=== EXERCISE DIRECTIONS ===
Copy the records below exactly, leaving out every picture.
====== LISTED RECORDS
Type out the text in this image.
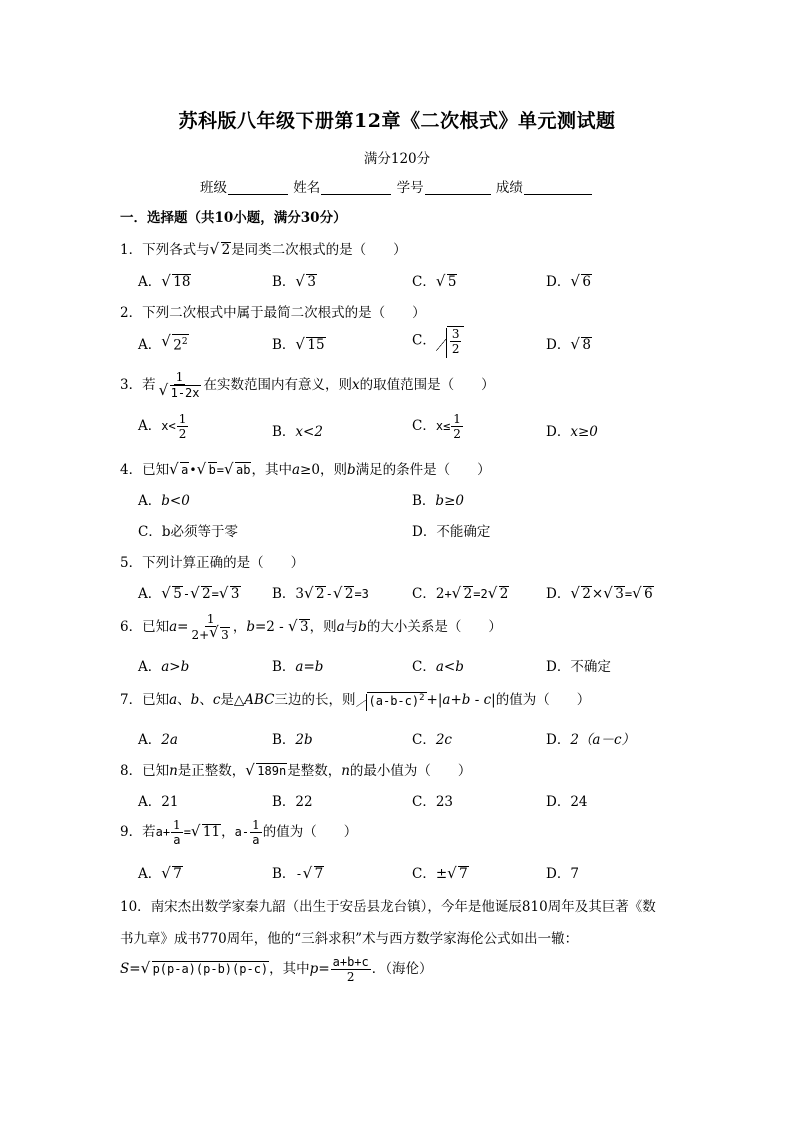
苏科版八年级下册第12章《二次根式》单元测试题
满分120分
班级	姓名	学号	成绩
一．选择题（共10小题，满分30分）
1．下列各式与 √ 2是同类二次根式的是（　　）
A． √ 18	B． √ 3	C． √ 5	D． √ 6
2．下列二次根式中属于最简二次根式的是（　　）
A． √ $2^2$	B． √ 15	C． $\frac{3}{2}$	D． √ 8
3．若 1
√ 1-2x 在实数范围内有意义，则x的取值范围是（　　）
A．$x< \frac{1}{2}$	B．x<2	C．$x\le \frac{1}{2}$	D．x≥0
4．已知 √ a• √ b= √ ab，其中a≥0，则b满足的条件是（　　）
A．b<0	B．b≥0
C．b必须等于零	D．不能确定
5．下列计算正确的是（　　）
A． √ 5- √ 2= √ 3 B．3 √ 2- √ 2=3	C．2+ √ 2=2 √ 2	D． √ 2× √ 3= √ 6
6．已知$a= \frac{1}{2+ √ 3}$ ，b=2 - √ 3，则a与b的大小关系是（　　）
A．a>b	B．a=b	C．a<b	D．不确定
7．已知a、b、c是△ABC三边的长，则 $(a-b-c)^2 +|a+b - c|$的值为（　　）
A．2a	B．2b	C．2c	D．2（a－c）
8．已知n是正整数， √ 189n是整数，n的最小值为（　　）
A．21	B．22	C．23	D．24
9．若$a+ \frac{1}{a}$ = √ 11，$a- \frac{1}{a}$ 的值为（　　）
A． √ 7	B．- √ 7	C．± √ 7	D．7
10．南宋杰出数学家秦九韶（出生于安岳县龙台镇），今年是他诞辰810周年及其巨著《数
书九章》成书770周年，他的“三斜求积”术与西方数学家海伦公式如出一辙：
S= √ p(p-a)(p-b)(p-c)，其中$p= \frac{a+b+c}{2}$ ．（海伦）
============
=== EXERCISE ANSWER ===
Type out the text in this image.
苏科版八年级下册第12章《二次根式》单元测试题
满分120分
班级	姓名	学号	成绩
一．选择题（共10小题，满分30分）
1．下列各式与 √ 2是同类二次根式的是（　　）
A． √ 18	B． √ 3	C． √ 5	D． √ 6
2．下列二次根式中属于最简二次根式的是（　　）
A． √ $2^2$	B． √ 15	C． $\frac{3}{2}$	D． √ 8
3．若 1
√ 1-2x 在实数范围内有意义，则x的取值范围是（　　）
A．$x< \frac{1}{2}$	B．x<2	C．$x\le \frac{1}{2}$	D．x≥0
4．已知 √ a• √ b= √ ab，其中a≥0，则b满足的条件是（　　）
A．b<0	B．b≥0
C．b必须等于零	D．不能确定
5．下列计算正确的是（　　）
A． √ 5- √ 2= √ 3 B．3 √ 2- √ 2=3	C．2+ √ 2=2 √ 2	D． √ 2× √ 3= √ 6
6．已知$a= \frac{1}{2+ √ 3}$ ，b=2 - √ 3，则a与b的大小关系是（　　）
A．a>b	B．a=b	C．a<b	D．不确定
7．已知a、b、c是△ABC三边的长，则 $(a-b-c)^2 +|a+b - c|$的值为（　　）
A．2a	B．2b	C．2c	D．2（a－c）
8．已知n是正整数， √ 189n是整数，n的最小值为（　　）
A．21	B．22	C．23	D．24
9．若$a+ \frac{1}{a}$ = √ 11，$a- \frac{1}{a}$ 的值为（　　）
A． √ 7	B．- √ 7	C．± √ 7	D．7
10．南宋杰出数学家秦九韶（出生于安岳县龙台镇），今年是他诞辰810周年及其巨著《数
书九章》成书770周年，他的“三斜求积”术与西方数学家海伦公式如出一辙：
S= √ p(p-a)(p-b)(p-c)，其中$p= \frac{a+b+c}{2}$ ．（海伦）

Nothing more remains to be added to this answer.